**Problem to solve:** Each line below should be retyped exactly, with no pictures.

==== Record list

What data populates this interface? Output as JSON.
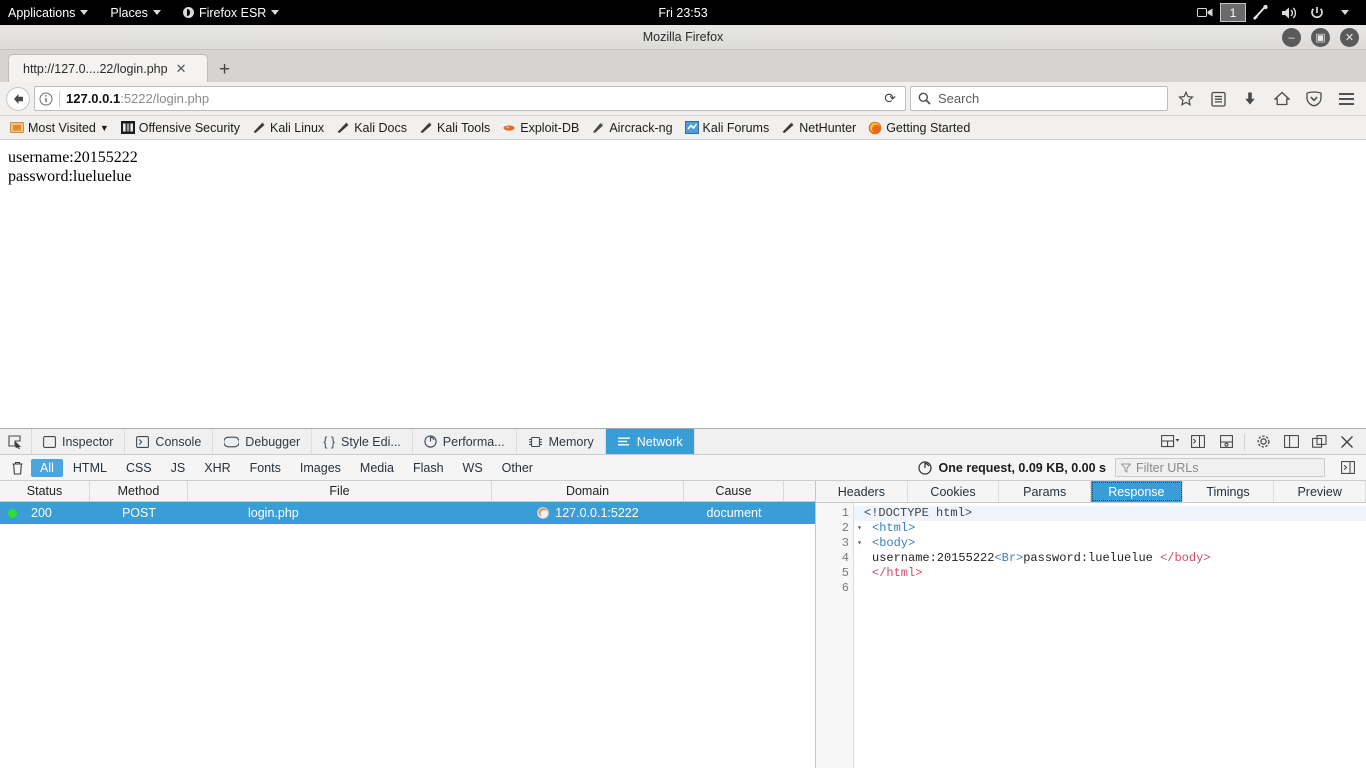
{
  "desktop": {
    "applications_label": "Applications",
    "places_label": "Places",
    "firefox_label": "Firefox ESR",
    "clock": "Fri 23:53",
    "workspace_badge": "1"
  },
  "window": {
    "title": "Mozilla Firefox",
    "minimize": "–",
    "maximize": "▣",
    "close": "✕"
  },
  "tabs": {
    "items": [
      {
        "title": "http://127.0....22/login.php",
        "close": "✕"
      }
    ],
    "new_tab": "+"
  },
  "navbar": {
    "back": "←",
    "url_host": "127.0.0.1",
    "url_rest": ":5222/login.php",
    "reload": "⟳",
    "search_placeholder": "Search",
    "icons": [
      "star-icon",
      "library-icon",
      "downloads-icon",
      "home-icon",
      "pocket-icon",
      "menu-icon"
    ]
  },
  "bookmarks": [
    {
      "label": "Most Visited",
      "icon": "folder-icon",
      "caret": true
    },
    {
      "label": "Offensive Security",
      "icon": "offsec-icon",
      "caret": false
    },
    {
      "label": "Kali Linux",
      "icon": "dragon-icon",
      "caret": false
    },
    {
      "label": "Kali Docs",
      "icon": "dragon-icon",
      "caret": false
    },
    {
      "label": "Kali Tools",
      "icon": "dragon-icon",
      "caret": false
    },
    {
      "label": "Exploit-DB",
      "icon": "exploitdb-icon",
      "caret": false
    },
    {
      "label": "Aircrack-ng",
      "icon": "aircrack-icon",
      "caret": false
    },
    {
      "label": "Kali Forums",
      "icon": "forums-icon",
      "caret": false
    },
    {
      "label": "NetHunter",
      "icon": "dragon-icon",
      "caret": false
    },
    {
      "label": "Getting Started",
      "icon": "firefox-icon",
      "caret": false
    }
  ],
  "page_content": {
    "line1": "username:20155222",
    "line2": "password:lueluelue"
  },
  "devtools": {
    "tabs": [
      {
        "label": "Inspector",
        "icon": "inspector-icon",
        "active": false
      },
      {
        "label": "Console",
        "icon": "console-icon",
        "active": false
      },
      {
        "label": "Debugger",
        "icon": "debugger-icon",
        "active": false
      },
      {
        "label": "Style Edi...",
        "icon": "style-editor-icon",
        "active": false
      },
      {
        "label": "Performa...",
        "icon": "performance-icon",
        "active": false
      },
      {
        "label": "Memory",
        "icon": "memory-icon",
        "active": false
      },
      {
        "label": "Network",
        "icon": "network-icon",
        "active": true
      }
    ],
    "filters": [
      {
        "label": "All",
        "active": true
      },
      {
        "label": "HTML",
        "active": false
      },
      {
        "label": "CSS",
        "active": false
      },
      {
        "label": "JS",
        "active": false
      },
      {
        "label": "XHR",
        "active": false
      },
      {
        "label": "Fonts",
        "active": false
      },
      {
        "label": "Images",
        "active": false
      },
      {
        "label": "Media",
        "active": false
      },
      {
        "label": "Flash",
        "active": false
      },
      {
        "label": "WS",
        "active": false
      },
      {
        "label": "Other",
        "active": false
      }
    ],
    "summary": "One request, 0.09 KB, 0.00 s",
    "filter_placeholder": "Filter URLs",
    "columns": [
      "Status",
      "Method",
      "File",
      "Domain",
      "Cause"
    ],
    "rows": [
      {
        "status": "200",
        "method": "POST",
        "file": "login.php",
        "domain": "127.0.0.1:5222",
        "cause": "document"
      }
    ],
    "detail_tabs": [
      {
        "label": "Headers",
        "active": false
      },
      {
        "label": "Cookies",
        "active": false
      },
      {
        "label": "Params",
        "active": false
      },
      {
        "label": "Response",
        "active": true
      },
      {
        "label": "Timings",
        "active": false
      },
      {
        "label": "Preview",
        "active": false
      }
    ],
    "response_lines": [
      {
        "num": "1",
        "fold": "",
        "html": "<span class=\"doctype\">&lt;!DOCTYPE html&gt;</span>"
      },
      {
        "num": "2",
        "fold": "▾",
        "html": "<span class=\"ind\"></span><span class=\"tag\">&lt;html&gt;</span>"
      },
      {
        "num": "3",
        "fold": "▾",
        "html": "<span class=\"ind\"></span><span class=\"tag\">&lt;body&gt;</span>"
      },
      {
        "num": "4",
        "fold": "",
        "html": "<span class=\"ind\"></span>username:20155222<span class=\"tag\">&lt;Br&gt;</span>password:lueluelue <span class=\"ctag\">&lt;/body&gt;</span>"
      },
      {
        "num": "5",
        "fold": "",
        "html": "<span class=\"ind\"></span><span class=\"ctag\">&lt;/html&gt;</span>"
      },
      {
        "num": "6",
        "fold": "",
        "html": ""
      }
    ]
  },
  "colors": {
    "accent": "#3b9dd6",
    "filter_active": "#4ba6e0",
    "status_ok": "#30e030",
    "tag": "#3a7fc1",
    "closing_tag": "#d24a6a"
  }
}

========

**Task output:**
What data populates this interface? Output as JSON.
{
  "desktop": {
    "applications_label": "Applications",
    "places_label": "Places",
    "firefox_label": "Firefox ESR",
    "clock": "Fri 23:53",
    "workspace_badge": "1"
  },
  "window": {
    "title": "Mozilla Firefox",
    "minimize": "–",
    "maximize": "▣",
    "close": "✕"
  },
  "tabs": {
    "items": [
      {
        "title": "http://127.0....22/login.php",
        "close": "✕"
      }
    ],
    "new_tab": "+"
  },
  "navbar": {
    "back": "←",
    "url_host": "127.0.0.1",
    "url_rest": ":5222/login.php",
    "reload": "⟳",
    "search_placeholder": "Search",
    "icons": [
      "star-icon",
      "library-icon",
      "downloads-icon",
      "home-icon",
      "pocket-icon",
      "menu-icon"
    ]
  },
  "bookmarks": [
    {
      "label": "Most Visited",
      "icon": "folder-icon",
      "caret": true
    },
    {
      "label": "Offensive Security",
      "icon": "offsec-icon",
      "caret": false
    },
    {
      "label": "Kali Linux",
      "icon": "dragon-icon",
      "caret": false
    },
    {
      "label": "Kali Docs",
      "icon": "dragon-icon",
      "caret": false
    },
    {
      "label": "Kali Tools",
      "icon": "dragon-icon",
      "caret": false
    },
    {
      "label": "Exploit-DB",
      "icon": "exploitdb-icon",
      "caret": false
    },
    {
      "label": "Aircrack-ng",
      "icon": "aircrack-icon",
      "caret": false
    },
    {
      "label": "Kali Forums",
      "icon": "forums-icon",
      "caret": false
    },
    {
      "label": "NetHunter",
      "icon": "dragon-icon",
      "caret": false
    },
    {
      "label": "Getting Started",
      "icon": "firefox-icon",
      "caret": false
    }
  ],
  "page_content": {
    "line1": "username:20155222",
    "line2": "password:lueluelue"
  },
  "devtools": {
    "tabs": [
      {
        "label": "Inspector",
        "icon": "inspector-icon",
        "active": false
      },
      {
        "label": "Console",
        "icon": "console-icon",
        "active": false
      },
      {
        "label": "Debugger",
        "icon": "debugger-icon",
        "active": false
      },
      {
        "label": "Style Edi...",
        "icon": "style-editor-icon",
        "active": false
      },
      {
        "label": "Performa...",
        "icon": "performance-icon",
        "active": false
      },
      {
        "label": "Memory",
        "icon": "memory-icon",
        "active": false
      },
      {
        "label": "Network",
        "icon": "network-icon",
        "active": true
      }
    ],
    "filters": [
      {
        "label": "All",
        "active": true
      },
      {
        "label": "HTML",
        "active": false
      },
      {
        "label": "CSS",
        "active": false
      },
      {
        "label": "JS",
        "active": false
      },
      {
        "label": "XHR",
        "active": false
      },
      {
        "label": "Fonts",
        "active": false
      },
      {
        "label": "Images",
        "active": false
      },
      {
        "label": "Media",
        "active": false
      },
      {
        "label": "Flash",
        "active": false
      },
      {
        "label": "WS",
        "active": false
      },
      {
        "label": "Other",
        "active": false
      }
    ],
    "summary": "One request, 0.09 KB, 0.00 s",
    "filter_placeholder": "Filter URLs",
    "columns": [
      "Status",
      "Method",
      "File",
      "Domain",
      "Cause"
    ],
    "rows": [
      {
        "status": "200",
        "method": "POST",
        "file": "login.php",
        "domain": "127.0.0.1:5222",
        "cause": "document"
      }
    ],
    "detail_tabs": [
      {
        "label": "Headers",
        "active": false
      },
      {
        "label": "Cookies",
        "active": false
      },
      {
        "label": "Params",
        "active": false
      },
      {
        "label": "Response",
        "active": true
      },
      {
        "label": "Timings",
        "active": false
      },
      {
        "label": "Preview",
        "active": false
      }
    ],
    "response_lines": [
      {
        "num": "1",
        "fold": "",
        "html": "<span class=\"doctype\">&lt;!DOCTYPE html&gt;</span>"
      },
      {
        "num": "2",
        "fold": "▾",
        "html": "<span class=\"ind\"></span><span class=\"tag\">&lt;html&gt;</span>"
      },
      {
        "num": "3",
        "fold": "▾",
        "html": "<span class=\"ind\"></span><span class=\"tag\">&lt;body&gt;</span>"
      },
      {
        "num": "4",
        "fold": "",
        "html": "<span class=\"ind\"></span>username:20155222<span class=\"tag\">&lt;Br&gt;</span>password:lueluelue <span class=\"ctag\">&lt;/body&gt;</span>"
      },
      {
        "num": "5",
        "fold": "",
        "html": "<span class=\"ind\"></span><span class=\"ctag\">&lt;/html&gt;</span>"
      },
      {
        "num": "6",
        "fold": "",
        "html": ""
      }
    ]
  },
  "colors": {
    "accent": "#3b9dd6",
    "filter_active": "#4ba6e0",
    "status_ok": "#30e030",
    "tag": "#3a7fc1",
    "closing_tag": "#d24a6a"
  }
}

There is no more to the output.